* _Exercise passage_:
....
Immunization of CD4+ and CD8+ T Cells with a Combination of OVA Targeting to DCs and a CD40 Based Maturation Stimulus

[0367] Studies were done to determine if priming of the endogenous naïve repertoire, which contains a low frequency of antigen-specific T cells, could be accomplished. The induction of immunity to graded doses of antigen with two standard assays for immune priming: T cell proliferation in response to antigen and IFN-γ secreting Elispots was monitored. 500 ng of OVA conjugated to αDEC-205 (5 μg of antibody conjugate injected s.c. in 4 paws), in combination with 25 μg of αCD40 was injected.

[0368] Results

[0369] 7 days after injection, both CD4+ and CD8+ T cells proliferated following in vitro restimulation with OVA protein (FIG. 7A). The proliferation was not detectable in control mice primed with αDEC-205:OVA or αCD40 alone (FIG. 7A). The mice also developed OVA-specific IFN-γ secreting effector cells, with the CD8+ response being more vigorous than the CD4+ response (FIG. 7B). When we used the T cell proliferation assay (data not shown) or elispot assay (FIG. 7C) to compare αDEC-205:OVA to OVA (each together with αCD40), the targeted antibody was >1000 times more effective for immunizing naive mice. Therefore antigen targeting to DCs via DEC-205, coupled with an αCD40 maturation stimulus, greatly increases the efficiency with which a protein initiates T cell mediated immunity from a polyclonal naive repertoire.

Example 4

The Durability of the Effector CD8+ T Cell Response when Antigen is Targeted to DCs

[0370] Subsequent studies were concentrated on the CD8+ response, because it is a special challenge to be able to present nonreplicating antigens to CD8+ T cells in vivo. Furthermore, this would be valuable for the design of safe non-replicating and subunit vaccines. A single dose of 50-100 ng of OVA conjugated to αDEC-205 (i.e., 0.5-1.0 μg of total antibody:OVA protein per mouse) together with 25 μg of agonistic αCD40 s.c., was administered and the development of effector T cells using assays for cytokine secretion and cytolytic activity was monitored.
....
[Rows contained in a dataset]
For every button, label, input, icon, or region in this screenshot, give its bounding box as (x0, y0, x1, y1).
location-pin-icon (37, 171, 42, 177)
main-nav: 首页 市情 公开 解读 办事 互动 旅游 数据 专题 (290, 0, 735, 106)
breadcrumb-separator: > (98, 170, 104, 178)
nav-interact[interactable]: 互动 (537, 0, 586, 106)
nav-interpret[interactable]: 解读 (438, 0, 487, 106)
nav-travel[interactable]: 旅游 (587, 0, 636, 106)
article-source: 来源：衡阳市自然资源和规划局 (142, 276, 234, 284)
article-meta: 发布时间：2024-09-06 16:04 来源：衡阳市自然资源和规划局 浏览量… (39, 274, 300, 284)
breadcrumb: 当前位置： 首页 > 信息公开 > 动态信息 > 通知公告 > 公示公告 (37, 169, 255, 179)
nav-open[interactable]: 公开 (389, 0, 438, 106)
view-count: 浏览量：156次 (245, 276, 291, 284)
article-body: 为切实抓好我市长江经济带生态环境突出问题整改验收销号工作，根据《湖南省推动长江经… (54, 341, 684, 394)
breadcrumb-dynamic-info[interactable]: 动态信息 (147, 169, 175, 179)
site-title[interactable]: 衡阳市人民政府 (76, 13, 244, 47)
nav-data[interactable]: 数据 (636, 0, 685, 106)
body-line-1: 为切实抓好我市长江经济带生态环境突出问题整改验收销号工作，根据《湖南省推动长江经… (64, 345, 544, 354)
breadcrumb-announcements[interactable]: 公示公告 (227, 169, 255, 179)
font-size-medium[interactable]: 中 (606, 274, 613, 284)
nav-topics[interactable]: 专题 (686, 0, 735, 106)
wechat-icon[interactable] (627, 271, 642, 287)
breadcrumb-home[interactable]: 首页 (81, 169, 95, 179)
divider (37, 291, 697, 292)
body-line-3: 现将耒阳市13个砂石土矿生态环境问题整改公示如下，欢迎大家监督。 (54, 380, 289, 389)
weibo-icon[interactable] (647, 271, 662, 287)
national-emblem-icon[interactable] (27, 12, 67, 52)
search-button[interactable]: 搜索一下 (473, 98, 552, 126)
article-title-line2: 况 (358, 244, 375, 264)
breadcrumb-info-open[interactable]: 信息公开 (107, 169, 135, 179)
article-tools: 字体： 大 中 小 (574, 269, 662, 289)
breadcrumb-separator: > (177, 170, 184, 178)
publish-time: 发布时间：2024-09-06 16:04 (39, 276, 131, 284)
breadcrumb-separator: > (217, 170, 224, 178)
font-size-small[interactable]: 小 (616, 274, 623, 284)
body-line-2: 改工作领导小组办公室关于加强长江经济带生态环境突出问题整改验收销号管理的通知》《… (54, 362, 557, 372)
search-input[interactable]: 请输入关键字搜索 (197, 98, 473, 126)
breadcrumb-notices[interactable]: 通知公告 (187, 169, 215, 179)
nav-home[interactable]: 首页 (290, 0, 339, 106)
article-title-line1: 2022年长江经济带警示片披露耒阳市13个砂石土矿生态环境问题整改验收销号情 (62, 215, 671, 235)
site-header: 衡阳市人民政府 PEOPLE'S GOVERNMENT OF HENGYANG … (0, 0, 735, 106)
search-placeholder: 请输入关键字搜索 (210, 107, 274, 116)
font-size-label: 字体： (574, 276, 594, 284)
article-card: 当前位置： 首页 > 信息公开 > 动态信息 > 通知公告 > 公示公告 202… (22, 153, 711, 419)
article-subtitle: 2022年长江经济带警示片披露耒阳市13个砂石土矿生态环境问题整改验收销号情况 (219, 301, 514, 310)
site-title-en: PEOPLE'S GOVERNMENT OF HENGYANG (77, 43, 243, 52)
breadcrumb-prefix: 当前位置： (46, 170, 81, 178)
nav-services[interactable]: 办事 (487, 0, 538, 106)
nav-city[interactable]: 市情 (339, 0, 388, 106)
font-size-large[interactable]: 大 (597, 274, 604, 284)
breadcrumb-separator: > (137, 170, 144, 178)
....
According to the passage on targeting OVA to DCs, when αDEC-205:OVA and OVA were each given with αCD40, how much more effective was the targeted antibody for immunizing naive mice?

* _Your response_: More than 1000 times more effective.